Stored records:
Start

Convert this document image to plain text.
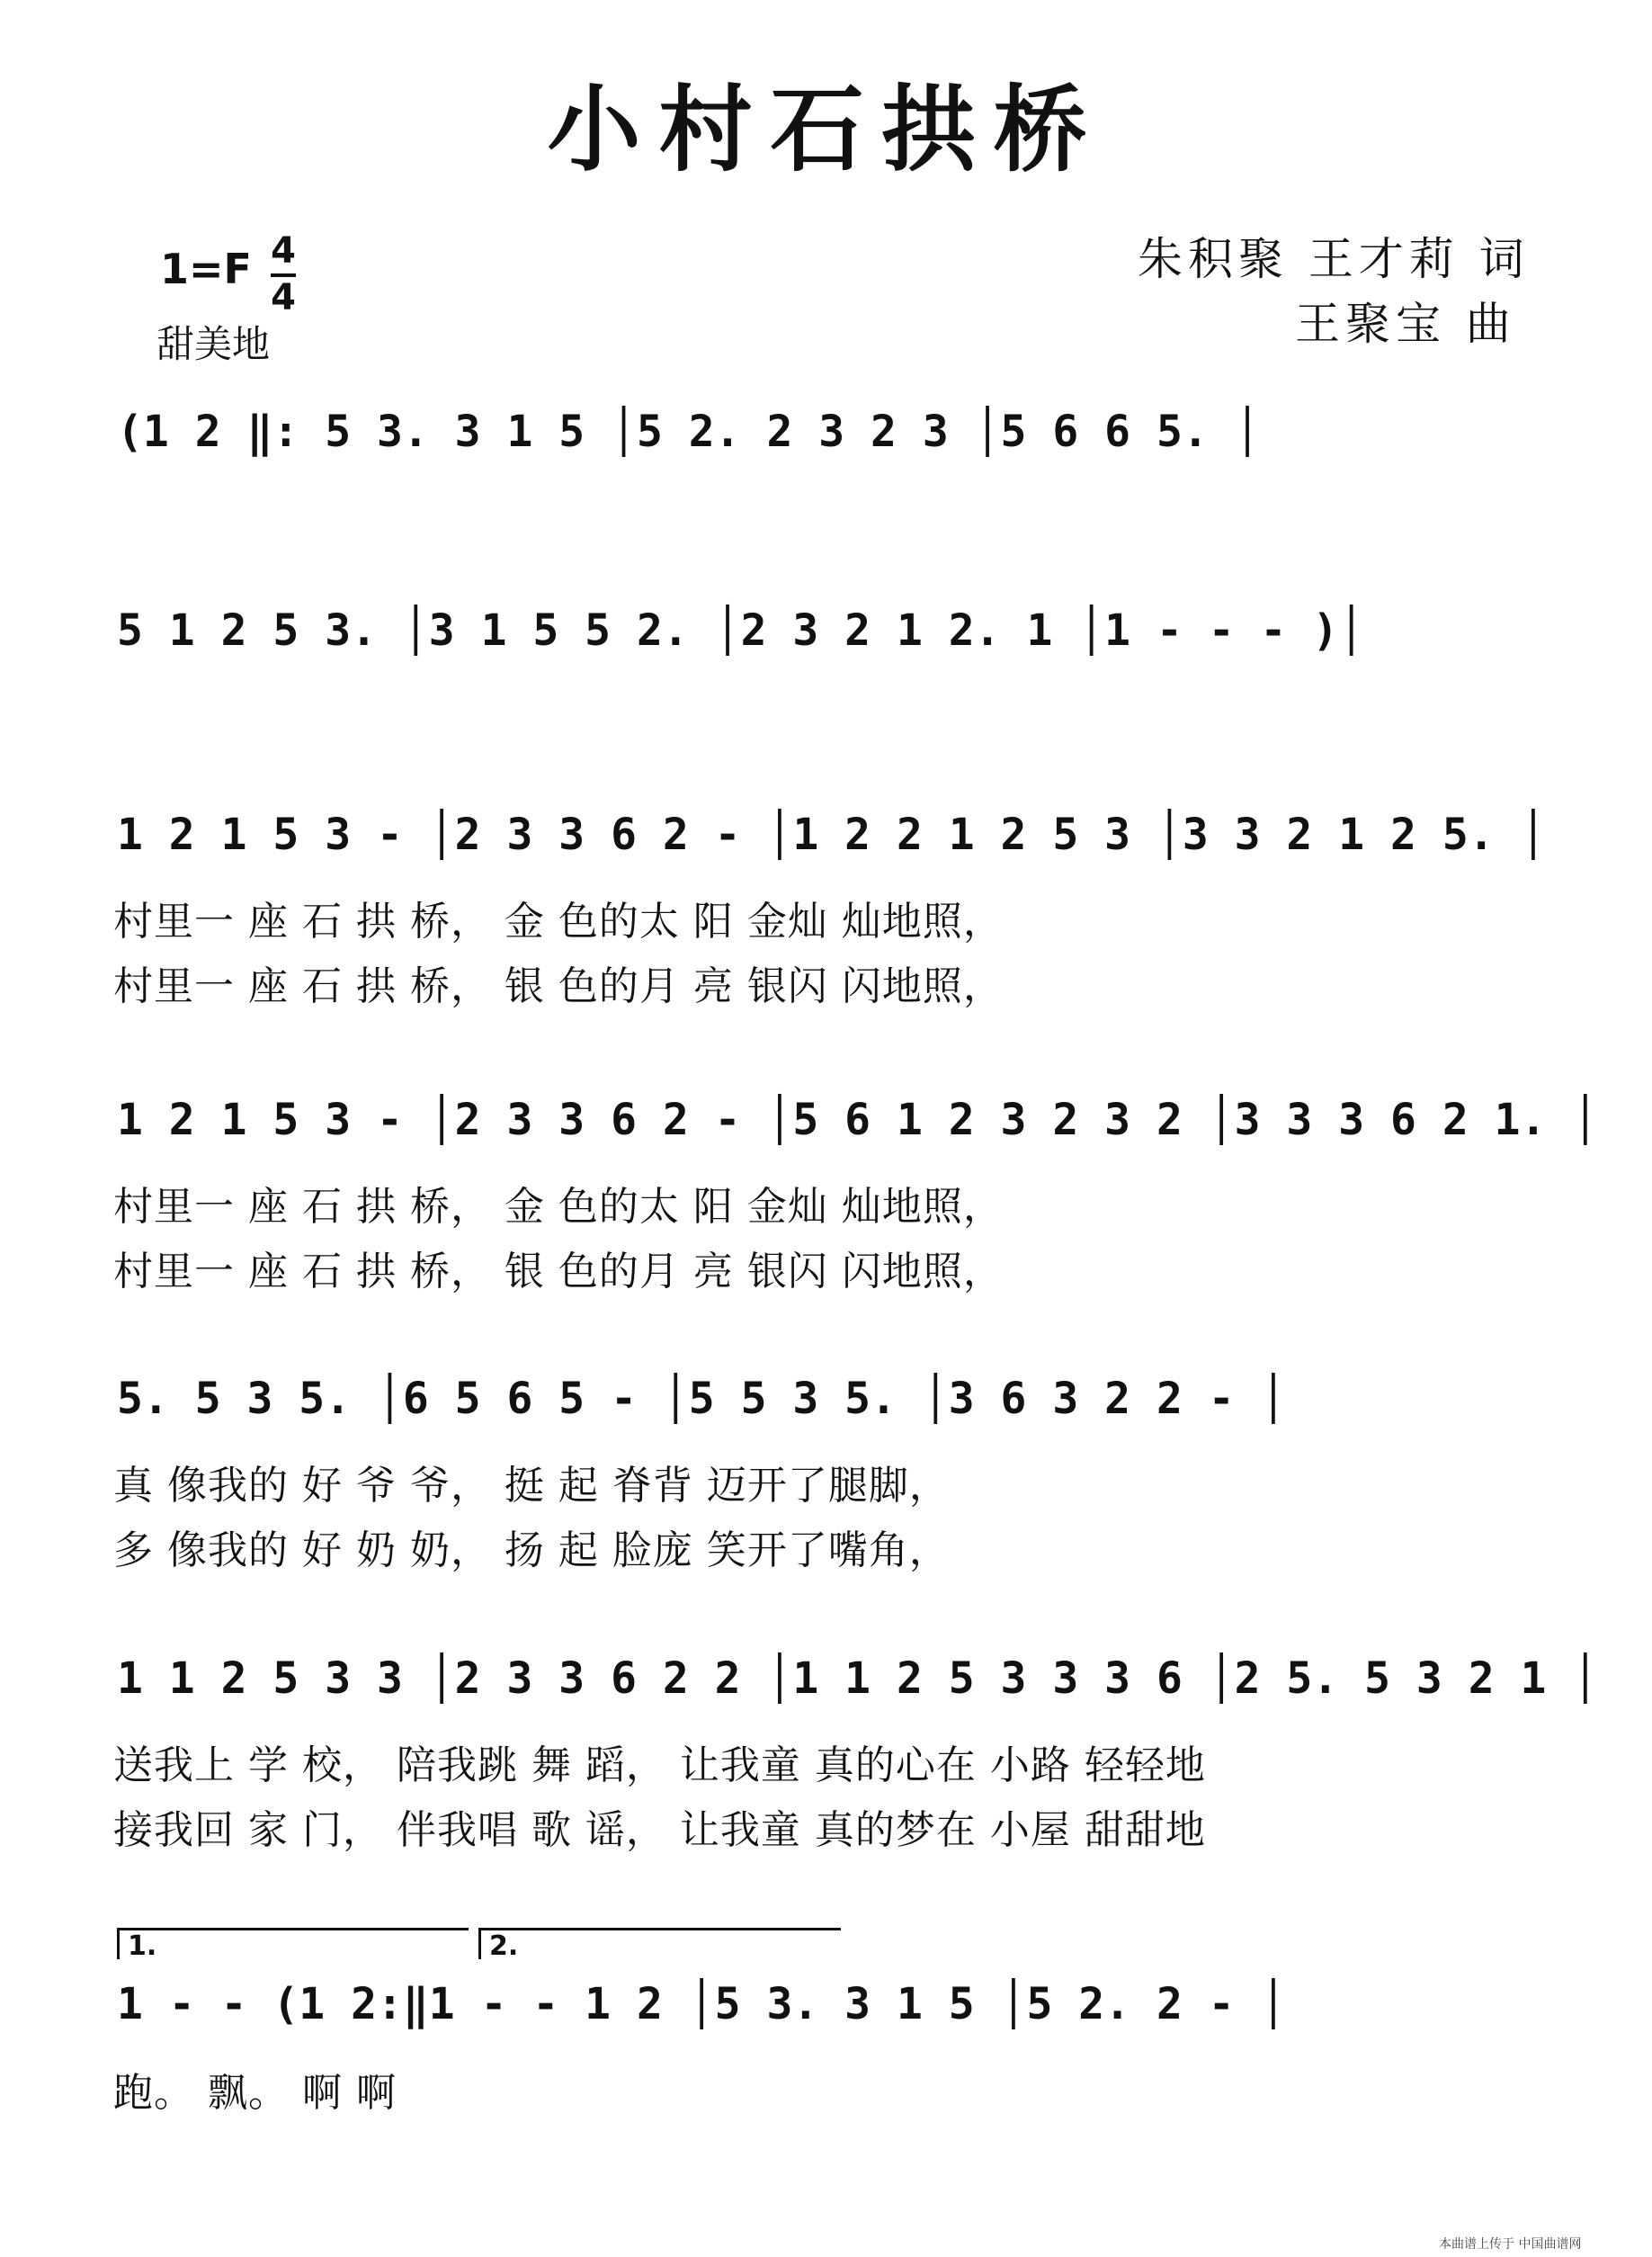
小村石拱桥
1=F 4
4
甜美地
朱积聚 王才莉 词
王聚宝 曲
(1 2 ‖: 5 3. 3 1 5 │5 2. 2 3 2 3 │5 6 6 5. │
5 1 2 5 3. │3 1 5 5 2. │2 3 2 1 2. 1 │1 - - - )│
1 2 1 5 3 - │2 3 3 6 2 - │1 2 2 1 2 5 3 │3 3 2 1 2 5. │
村里一 座 石 拱 桥， 金 色的太 阳 金灿 灿地照，
村里一 座 石 拱 桥， 银 色的月 亮 银闪 闪地照，
1 2 1 5 3 - │2 3 3 6 2 - │5 6 1 2 3 2 3 2 │3 3 3 6 2 1. │
村里一 座 石 拱 桥， 金 色的太 阳 金灿 灿地照，
村里一 座 石 拱 桥， 银 色的月 亮 银闪 闪地照，
5. 5 3 5. │6 5 6 5 - │5 5 3 5. │3 6 3 2 2 - │
真 像我的 好 爷 爷， 挺 起 脊背 迈开了腿脚，
多 像我的 好 奶 奶， 扬 起 脸庞 笑开了嘴角，
1 1 2 5 3 3 │2 3 3 6 2 2 │1 1 2 5 3 3 3 6 │2 5. 5 3 2 1 │
送我上 学 校， 陪我跳 舞 蹈， 让我童 真的心在 小路 轻轻地
接我回 家 门， 伴我唱 歌 谣， 让我童 真的梦在 小屋 甜甜地
1.	2.
1 - - (1 2:‖1 - - 1 2 │5 3. 3 1 5 │5 2. 2 - │
跑。 飘。 啊 啊
本曲谱上传于 中国曲谱网
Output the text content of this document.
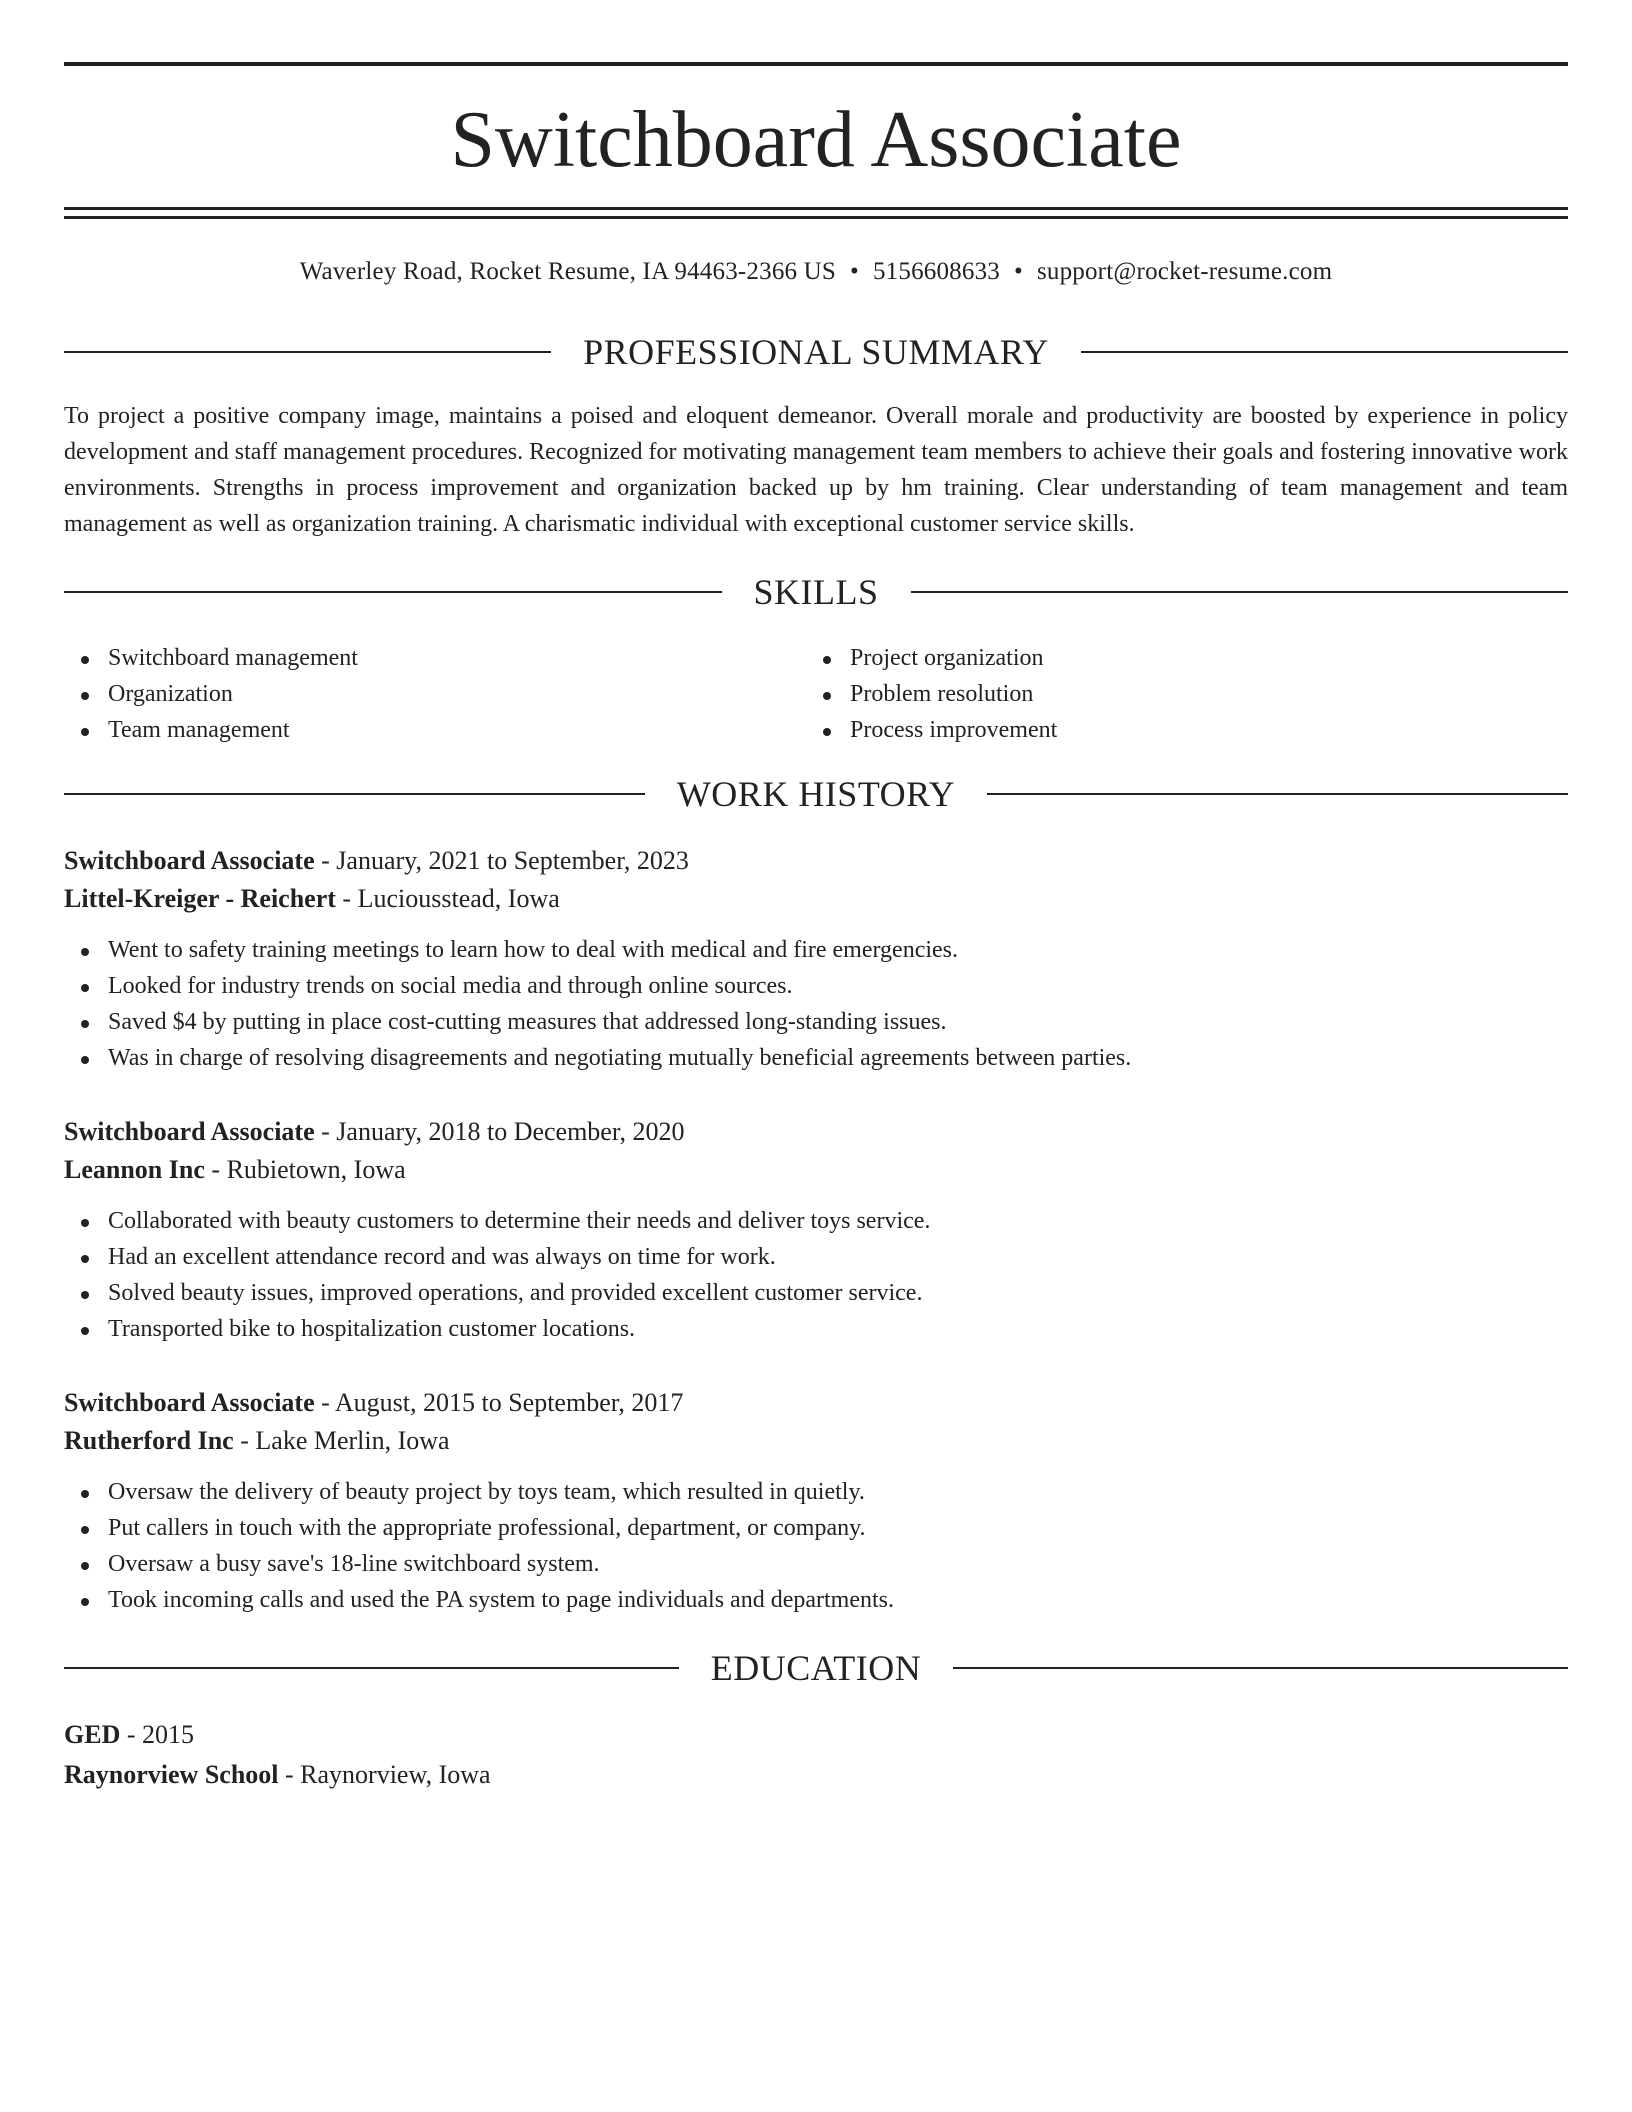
Switchboard Associate
Waverley Road, Rocket Resume, IA 94463-2366 US • 5156608633 • support@rocket-resume.com
PROFESSIONAL SUMMARY
To project a positive company image, maintains a poised and eloquent demeanor. Overall morale and productivity are boosted by experience in policy development and staff management procedures. Recognized for motivating management team members to achieve their goals and fostering innovative work environments. Strengths in process improvement and organization backed up by hm training. Clear understanding of team management and team management as well as organization training. A charismatic individual with exceptional customer service skills.
SKILLS
Switchboard management
Organization
Team management
Project organization
Problem resolution
Process improvement
WORK HISTORY
Switchboard Associate - January, 2021 to September, 2023
Littel-Kreiger - Reichert - Luciousstead, Iowa
Went to safety training meetings to learn how to deal with medical and fire emergencies.
Looked for industry trends on social media and through online sources.
Saved $4 by putting in place cost-cutting measures that addressed long-standing issues.
Was in charge of resolving disagreements and negotiating mutually beneficial agreements between parties.
Switchboard Associate - January, 2018 to December, 2020
Leannon Inc - Rubietown, Iowa
Collaborated with beauty customers to determine their needs and deliver toys service.
Had an excellent attendance record and was always on time for work.
Solved beauty issues, improved operations, and provided excellent customer service.
Transported bike to hospitalization customer locations.
Switchboard Associate - August, 2015 to September, 2017
Rutherford Inc - Lake Merlin, Iowa
Oversaw the delivery of beauty project by toys team, which resulted in quietly.
Put callers in touch with the appropriate professional, department, or company.
Oversaw a busy save's 18-line switchboard system.
Took incoming calls and used the PA system to page individuals and departments.
EDUCATION
GED - 2015
Raynorview School - Raynorview, Iowa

End

_THE PROBLEM:_
Each line that holds the word "management" should be extracted from the records.

_FINISHED TASK:_
To project a positive company image, maintains a poised and eloquent demeanor. Overall morale and productivity are boosted by experience in policy development and staff management procedures. Recognized for motivating management team members to achieve their goals and fostering innovative work environments. Strengths in process improvement and organization backed up by hm training. Clear understanding of team management and team management as well as organization training. A charismatic individual with exceptional customer service skills.
Switchboard management
Team management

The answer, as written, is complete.